● WHAT THE EXERCISE ASKS
Filter these entries so that only lines with the word "date" remain.

● STORED ROWS
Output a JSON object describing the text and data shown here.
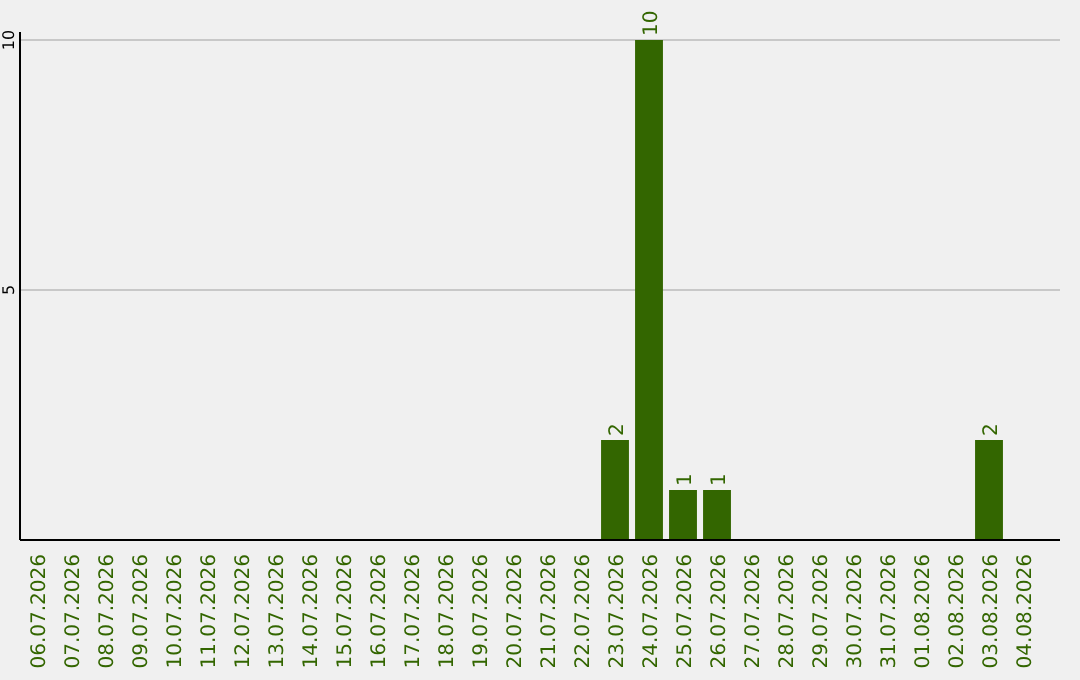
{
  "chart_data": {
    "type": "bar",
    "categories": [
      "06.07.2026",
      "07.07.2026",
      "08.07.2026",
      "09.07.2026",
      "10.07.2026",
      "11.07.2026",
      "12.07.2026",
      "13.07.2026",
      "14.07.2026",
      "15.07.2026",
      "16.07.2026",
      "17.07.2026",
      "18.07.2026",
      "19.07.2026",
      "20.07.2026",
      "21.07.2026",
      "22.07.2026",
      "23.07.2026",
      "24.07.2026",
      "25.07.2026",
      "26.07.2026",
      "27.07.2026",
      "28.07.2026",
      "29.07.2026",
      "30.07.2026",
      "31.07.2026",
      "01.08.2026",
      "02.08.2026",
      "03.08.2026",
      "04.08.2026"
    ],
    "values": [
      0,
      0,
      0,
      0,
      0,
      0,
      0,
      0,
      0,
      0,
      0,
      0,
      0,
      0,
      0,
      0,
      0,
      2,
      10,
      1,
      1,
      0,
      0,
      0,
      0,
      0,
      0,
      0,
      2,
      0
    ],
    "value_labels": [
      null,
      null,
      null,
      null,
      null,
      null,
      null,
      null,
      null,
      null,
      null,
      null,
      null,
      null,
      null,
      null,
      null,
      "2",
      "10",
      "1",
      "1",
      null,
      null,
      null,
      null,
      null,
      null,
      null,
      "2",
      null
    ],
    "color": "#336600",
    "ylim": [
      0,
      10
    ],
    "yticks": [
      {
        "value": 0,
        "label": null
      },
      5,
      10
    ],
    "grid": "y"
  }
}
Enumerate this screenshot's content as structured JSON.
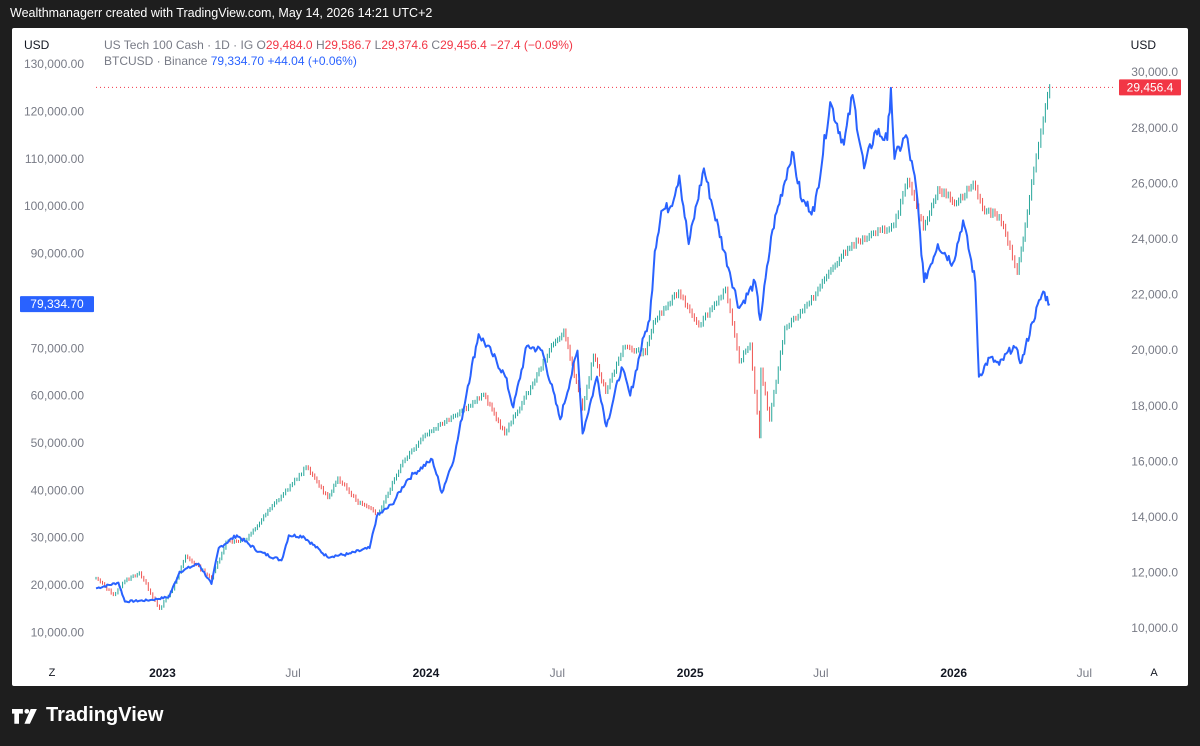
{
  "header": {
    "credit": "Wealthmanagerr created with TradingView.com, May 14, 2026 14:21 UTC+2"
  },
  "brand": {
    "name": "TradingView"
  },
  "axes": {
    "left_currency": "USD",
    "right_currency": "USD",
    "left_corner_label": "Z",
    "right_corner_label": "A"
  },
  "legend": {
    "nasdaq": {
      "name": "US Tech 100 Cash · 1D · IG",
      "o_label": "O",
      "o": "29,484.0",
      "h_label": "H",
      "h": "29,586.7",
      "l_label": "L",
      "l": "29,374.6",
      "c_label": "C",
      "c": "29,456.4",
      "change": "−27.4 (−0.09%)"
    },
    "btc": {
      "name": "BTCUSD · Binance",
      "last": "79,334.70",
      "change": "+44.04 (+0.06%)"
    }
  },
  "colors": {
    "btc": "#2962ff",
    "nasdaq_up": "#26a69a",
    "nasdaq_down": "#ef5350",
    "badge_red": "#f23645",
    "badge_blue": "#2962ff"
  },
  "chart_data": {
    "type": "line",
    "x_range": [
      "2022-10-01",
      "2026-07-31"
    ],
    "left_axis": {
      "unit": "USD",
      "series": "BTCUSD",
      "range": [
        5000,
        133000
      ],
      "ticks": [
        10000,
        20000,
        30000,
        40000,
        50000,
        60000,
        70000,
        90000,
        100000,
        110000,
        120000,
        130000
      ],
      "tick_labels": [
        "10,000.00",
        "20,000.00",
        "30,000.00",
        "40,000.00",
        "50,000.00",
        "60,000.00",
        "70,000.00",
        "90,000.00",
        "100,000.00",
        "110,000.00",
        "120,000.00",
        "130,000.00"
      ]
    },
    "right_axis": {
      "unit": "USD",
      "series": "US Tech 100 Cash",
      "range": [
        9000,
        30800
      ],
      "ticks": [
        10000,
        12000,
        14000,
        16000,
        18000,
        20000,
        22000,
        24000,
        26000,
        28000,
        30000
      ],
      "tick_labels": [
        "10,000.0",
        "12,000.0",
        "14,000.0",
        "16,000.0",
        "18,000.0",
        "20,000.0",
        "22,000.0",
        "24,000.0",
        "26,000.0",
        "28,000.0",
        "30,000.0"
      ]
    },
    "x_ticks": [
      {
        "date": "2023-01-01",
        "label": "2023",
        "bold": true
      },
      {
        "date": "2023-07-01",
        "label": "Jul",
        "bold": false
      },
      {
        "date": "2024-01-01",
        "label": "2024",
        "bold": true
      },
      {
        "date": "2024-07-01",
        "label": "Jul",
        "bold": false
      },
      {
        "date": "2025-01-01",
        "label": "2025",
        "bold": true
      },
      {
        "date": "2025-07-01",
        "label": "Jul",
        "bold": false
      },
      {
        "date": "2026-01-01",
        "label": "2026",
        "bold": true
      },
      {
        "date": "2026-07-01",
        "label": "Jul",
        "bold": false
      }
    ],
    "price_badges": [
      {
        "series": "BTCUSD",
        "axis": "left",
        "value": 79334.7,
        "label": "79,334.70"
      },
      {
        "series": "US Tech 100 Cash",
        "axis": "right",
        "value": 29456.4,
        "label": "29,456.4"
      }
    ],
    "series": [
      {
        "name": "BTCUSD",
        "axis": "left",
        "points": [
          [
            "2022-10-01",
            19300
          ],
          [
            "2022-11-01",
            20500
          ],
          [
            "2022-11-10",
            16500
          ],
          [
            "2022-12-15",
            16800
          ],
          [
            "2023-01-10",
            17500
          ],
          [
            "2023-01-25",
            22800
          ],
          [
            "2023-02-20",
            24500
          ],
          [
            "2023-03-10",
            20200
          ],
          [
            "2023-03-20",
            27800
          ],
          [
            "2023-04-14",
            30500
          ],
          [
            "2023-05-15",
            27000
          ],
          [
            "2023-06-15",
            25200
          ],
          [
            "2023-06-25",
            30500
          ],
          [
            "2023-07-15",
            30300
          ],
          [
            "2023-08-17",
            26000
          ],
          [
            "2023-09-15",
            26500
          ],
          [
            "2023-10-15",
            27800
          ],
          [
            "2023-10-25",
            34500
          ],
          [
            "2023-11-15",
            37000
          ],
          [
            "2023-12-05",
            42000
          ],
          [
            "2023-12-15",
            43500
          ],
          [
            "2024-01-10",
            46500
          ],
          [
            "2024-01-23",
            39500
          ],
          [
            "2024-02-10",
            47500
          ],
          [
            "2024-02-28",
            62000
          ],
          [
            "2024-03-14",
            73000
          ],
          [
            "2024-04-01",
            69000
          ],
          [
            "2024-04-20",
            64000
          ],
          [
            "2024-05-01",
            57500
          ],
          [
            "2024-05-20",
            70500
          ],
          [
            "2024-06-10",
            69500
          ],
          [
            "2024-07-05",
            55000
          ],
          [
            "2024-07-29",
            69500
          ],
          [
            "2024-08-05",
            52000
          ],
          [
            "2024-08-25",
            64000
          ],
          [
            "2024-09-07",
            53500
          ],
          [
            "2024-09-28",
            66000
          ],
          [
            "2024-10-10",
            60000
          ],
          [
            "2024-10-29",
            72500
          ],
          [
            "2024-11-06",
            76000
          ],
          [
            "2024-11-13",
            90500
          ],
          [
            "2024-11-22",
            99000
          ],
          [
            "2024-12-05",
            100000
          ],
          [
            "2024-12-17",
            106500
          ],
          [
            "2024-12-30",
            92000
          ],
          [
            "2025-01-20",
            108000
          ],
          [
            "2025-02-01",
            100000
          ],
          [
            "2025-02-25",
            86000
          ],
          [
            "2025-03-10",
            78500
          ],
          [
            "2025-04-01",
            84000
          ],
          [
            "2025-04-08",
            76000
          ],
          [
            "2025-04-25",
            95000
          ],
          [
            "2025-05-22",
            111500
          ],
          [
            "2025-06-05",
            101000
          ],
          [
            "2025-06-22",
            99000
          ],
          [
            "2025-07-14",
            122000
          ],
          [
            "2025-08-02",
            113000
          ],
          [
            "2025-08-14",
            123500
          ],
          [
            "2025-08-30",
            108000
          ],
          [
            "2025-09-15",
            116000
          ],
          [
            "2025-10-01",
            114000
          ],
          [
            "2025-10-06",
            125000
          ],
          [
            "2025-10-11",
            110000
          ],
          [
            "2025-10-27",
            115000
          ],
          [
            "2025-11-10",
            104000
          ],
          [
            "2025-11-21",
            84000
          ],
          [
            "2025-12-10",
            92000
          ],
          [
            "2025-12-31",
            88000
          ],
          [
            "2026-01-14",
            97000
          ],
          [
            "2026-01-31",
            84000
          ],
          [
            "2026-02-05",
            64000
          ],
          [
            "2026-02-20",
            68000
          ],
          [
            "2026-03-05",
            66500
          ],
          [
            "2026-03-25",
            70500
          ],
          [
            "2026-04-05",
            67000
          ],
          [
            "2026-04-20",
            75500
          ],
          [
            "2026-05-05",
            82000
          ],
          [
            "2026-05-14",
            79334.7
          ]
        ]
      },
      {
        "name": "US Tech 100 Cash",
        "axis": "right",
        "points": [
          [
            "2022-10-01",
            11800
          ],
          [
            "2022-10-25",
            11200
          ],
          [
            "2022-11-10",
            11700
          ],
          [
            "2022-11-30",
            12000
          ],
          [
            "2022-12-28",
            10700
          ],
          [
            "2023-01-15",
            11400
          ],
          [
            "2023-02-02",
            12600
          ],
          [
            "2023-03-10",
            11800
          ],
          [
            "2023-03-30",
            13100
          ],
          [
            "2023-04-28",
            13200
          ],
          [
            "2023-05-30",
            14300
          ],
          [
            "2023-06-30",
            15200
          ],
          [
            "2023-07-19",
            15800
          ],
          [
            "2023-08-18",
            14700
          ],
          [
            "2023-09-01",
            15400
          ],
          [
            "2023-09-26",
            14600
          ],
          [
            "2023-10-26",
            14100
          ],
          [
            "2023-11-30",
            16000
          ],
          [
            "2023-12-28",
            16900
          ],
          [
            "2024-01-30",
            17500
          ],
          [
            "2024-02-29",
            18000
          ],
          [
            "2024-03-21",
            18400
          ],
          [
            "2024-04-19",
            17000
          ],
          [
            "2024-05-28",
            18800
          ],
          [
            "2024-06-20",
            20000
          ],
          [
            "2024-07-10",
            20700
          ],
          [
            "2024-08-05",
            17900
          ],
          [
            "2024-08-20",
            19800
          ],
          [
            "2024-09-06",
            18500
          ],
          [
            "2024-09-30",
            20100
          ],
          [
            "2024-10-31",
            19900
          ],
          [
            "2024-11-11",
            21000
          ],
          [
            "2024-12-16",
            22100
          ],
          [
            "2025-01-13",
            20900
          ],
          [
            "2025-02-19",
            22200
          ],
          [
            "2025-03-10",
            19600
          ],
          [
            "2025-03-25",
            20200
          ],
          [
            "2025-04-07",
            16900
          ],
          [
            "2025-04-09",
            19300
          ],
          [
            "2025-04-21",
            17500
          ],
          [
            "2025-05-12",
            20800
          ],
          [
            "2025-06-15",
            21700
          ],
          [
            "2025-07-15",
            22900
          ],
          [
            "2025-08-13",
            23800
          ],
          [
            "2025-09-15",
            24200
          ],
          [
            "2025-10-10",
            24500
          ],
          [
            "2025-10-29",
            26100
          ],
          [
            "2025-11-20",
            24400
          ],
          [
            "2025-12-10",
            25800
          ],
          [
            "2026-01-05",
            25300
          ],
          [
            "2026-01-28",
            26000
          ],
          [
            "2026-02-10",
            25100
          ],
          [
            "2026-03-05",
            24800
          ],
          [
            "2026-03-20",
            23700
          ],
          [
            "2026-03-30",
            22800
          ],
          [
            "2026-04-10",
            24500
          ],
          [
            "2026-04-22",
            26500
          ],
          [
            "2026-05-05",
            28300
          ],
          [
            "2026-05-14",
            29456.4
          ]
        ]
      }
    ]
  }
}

● EXPECTED ANSWER
        "date": "2023-01-01",
        "date": "2023-07-01",
        "date": "2024-01-01",
        "date": "2024-07-01",
        "date": "2025-01-01",
        "date": "2025-07-01",
        "date": "2026-01-01",
        "date": "2026-07-01",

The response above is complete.